#### [The exercise]
Pick out each line of the records that includes the string "title", and copy it.

(Figure record listings)
%%

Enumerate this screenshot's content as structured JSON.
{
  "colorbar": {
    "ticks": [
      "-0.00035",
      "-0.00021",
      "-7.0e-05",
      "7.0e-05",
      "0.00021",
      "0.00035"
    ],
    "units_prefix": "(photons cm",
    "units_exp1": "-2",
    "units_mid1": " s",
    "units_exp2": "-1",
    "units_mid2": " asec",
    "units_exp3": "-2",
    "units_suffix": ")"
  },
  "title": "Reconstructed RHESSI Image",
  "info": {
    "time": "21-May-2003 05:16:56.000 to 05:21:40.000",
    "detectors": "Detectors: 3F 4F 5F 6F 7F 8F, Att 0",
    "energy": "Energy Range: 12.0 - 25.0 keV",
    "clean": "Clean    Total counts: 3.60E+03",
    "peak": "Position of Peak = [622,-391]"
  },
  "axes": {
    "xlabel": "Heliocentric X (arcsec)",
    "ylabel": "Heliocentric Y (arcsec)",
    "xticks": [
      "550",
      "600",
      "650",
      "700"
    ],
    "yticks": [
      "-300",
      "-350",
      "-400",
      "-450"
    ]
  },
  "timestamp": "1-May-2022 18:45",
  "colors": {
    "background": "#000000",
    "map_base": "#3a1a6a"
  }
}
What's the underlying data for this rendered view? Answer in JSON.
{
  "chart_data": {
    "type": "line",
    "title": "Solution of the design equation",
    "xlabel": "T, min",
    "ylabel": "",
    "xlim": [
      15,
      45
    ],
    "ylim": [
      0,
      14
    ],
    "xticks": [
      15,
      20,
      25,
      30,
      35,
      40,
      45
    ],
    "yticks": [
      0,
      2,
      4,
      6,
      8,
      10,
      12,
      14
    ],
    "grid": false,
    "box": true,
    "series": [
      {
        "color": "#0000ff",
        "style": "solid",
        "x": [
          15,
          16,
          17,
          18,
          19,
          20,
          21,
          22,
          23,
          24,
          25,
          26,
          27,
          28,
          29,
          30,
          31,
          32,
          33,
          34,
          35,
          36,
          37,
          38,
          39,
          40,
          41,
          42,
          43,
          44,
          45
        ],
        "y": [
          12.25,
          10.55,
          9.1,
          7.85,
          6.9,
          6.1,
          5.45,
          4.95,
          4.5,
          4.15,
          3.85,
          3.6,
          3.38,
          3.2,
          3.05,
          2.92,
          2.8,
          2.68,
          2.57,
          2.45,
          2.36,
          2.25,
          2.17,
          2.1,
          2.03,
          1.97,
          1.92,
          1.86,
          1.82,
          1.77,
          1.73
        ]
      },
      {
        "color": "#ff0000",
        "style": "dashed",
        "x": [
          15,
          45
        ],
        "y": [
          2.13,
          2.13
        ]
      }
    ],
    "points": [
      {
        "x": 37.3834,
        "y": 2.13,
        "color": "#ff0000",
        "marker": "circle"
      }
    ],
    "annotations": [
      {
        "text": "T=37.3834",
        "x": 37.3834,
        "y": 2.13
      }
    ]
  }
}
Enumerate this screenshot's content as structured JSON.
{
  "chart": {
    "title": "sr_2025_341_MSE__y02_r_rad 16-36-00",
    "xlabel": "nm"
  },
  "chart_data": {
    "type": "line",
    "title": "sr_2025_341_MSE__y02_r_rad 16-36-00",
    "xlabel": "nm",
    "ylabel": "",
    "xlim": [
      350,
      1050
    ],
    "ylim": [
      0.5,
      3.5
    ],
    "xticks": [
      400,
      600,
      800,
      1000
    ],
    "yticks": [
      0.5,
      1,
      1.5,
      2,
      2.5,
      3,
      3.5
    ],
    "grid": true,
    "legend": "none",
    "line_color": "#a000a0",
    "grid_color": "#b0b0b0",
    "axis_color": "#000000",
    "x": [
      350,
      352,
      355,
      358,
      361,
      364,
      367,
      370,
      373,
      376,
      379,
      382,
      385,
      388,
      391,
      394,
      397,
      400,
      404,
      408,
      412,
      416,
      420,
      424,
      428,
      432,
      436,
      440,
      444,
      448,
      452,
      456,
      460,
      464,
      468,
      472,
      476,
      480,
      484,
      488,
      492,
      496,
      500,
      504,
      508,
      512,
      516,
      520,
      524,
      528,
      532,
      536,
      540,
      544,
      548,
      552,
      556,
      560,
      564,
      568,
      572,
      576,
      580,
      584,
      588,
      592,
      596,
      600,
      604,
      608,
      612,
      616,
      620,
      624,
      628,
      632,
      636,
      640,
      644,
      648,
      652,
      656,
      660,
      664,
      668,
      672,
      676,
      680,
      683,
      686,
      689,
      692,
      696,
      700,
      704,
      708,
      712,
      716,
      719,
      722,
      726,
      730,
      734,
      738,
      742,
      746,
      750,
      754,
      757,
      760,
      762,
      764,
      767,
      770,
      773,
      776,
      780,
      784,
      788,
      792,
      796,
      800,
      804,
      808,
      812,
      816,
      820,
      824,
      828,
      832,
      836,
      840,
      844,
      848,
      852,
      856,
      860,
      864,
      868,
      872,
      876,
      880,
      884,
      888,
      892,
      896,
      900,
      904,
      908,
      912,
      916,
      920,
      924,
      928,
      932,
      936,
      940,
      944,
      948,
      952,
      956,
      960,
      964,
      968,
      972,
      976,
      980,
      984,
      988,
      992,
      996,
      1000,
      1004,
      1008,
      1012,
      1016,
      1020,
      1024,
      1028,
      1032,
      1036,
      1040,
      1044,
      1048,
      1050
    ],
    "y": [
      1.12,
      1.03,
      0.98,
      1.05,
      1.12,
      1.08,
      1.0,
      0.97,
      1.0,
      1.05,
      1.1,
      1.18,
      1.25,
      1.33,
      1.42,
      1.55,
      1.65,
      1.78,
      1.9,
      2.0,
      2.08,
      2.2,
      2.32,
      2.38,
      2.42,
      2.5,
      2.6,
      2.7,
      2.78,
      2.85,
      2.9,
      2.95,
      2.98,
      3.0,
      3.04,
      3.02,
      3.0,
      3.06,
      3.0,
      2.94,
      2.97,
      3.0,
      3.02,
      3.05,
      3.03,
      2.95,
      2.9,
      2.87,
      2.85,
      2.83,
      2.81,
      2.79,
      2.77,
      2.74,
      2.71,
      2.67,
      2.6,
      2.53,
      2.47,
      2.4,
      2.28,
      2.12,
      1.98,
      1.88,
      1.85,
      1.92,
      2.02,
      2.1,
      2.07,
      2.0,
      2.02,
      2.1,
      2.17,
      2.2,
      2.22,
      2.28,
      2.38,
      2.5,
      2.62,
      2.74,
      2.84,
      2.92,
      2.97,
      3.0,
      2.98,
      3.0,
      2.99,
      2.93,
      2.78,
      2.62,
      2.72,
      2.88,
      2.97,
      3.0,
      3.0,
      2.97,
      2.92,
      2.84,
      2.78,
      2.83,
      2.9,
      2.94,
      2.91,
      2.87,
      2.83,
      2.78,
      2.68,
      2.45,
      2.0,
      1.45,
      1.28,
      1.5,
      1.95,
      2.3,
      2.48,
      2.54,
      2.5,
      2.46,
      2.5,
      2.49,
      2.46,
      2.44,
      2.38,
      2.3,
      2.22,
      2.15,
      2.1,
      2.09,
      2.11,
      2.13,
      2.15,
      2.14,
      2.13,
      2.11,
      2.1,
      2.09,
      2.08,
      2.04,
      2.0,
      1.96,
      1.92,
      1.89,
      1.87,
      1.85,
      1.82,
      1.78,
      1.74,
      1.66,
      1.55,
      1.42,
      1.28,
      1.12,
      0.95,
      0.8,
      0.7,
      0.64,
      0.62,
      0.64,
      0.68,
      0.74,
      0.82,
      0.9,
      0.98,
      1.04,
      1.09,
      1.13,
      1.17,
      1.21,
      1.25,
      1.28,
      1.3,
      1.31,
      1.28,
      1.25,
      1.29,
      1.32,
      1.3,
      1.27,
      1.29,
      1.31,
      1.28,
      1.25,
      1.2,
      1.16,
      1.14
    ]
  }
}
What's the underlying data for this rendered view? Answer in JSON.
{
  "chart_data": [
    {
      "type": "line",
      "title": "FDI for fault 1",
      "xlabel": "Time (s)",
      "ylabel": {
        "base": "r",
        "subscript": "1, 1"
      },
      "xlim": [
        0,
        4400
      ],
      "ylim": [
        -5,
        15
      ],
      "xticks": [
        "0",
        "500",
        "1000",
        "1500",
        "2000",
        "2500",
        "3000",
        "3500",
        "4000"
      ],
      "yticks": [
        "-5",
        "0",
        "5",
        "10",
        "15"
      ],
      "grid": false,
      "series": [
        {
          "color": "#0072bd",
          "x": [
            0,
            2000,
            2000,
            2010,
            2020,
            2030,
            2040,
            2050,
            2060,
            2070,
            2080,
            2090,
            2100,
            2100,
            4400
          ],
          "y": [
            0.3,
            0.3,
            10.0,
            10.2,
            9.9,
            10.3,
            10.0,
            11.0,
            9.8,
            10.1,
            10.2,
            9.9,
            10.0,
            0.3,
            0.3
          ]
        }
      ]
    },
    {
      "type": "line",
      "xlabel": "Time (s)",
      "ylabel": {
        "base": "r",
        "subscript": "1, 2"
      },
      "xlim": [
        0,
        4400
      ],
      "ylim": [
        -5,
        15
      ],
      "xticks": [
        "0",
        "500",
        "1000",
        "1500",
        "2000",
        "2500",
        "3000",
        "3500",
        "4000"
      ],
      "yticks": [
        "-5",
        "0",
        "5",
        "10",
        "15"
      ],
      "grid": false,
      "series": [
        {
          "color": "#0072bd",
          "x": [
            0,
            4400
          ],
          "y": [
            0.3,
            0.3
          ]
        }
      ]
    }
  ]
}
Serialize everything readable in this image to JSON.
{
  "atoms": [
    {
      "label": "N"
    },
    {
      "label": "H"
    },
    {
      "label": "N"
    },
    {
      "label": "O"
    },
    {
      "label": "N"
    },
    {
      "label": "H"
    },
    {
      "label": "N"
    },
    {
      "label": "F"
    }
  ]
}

%%

#### [Exercise solution]
  "title": "Reconstructed RHESSI Image",
    "title": "Solution of the design equation",
    "title": "sr_2025_341_MSE__y02_r_rad 16-36-00",
    "title": "sr_2025_341_MSE__y02_r_rad 16-36-00",
      "title": "FDI for fault 1",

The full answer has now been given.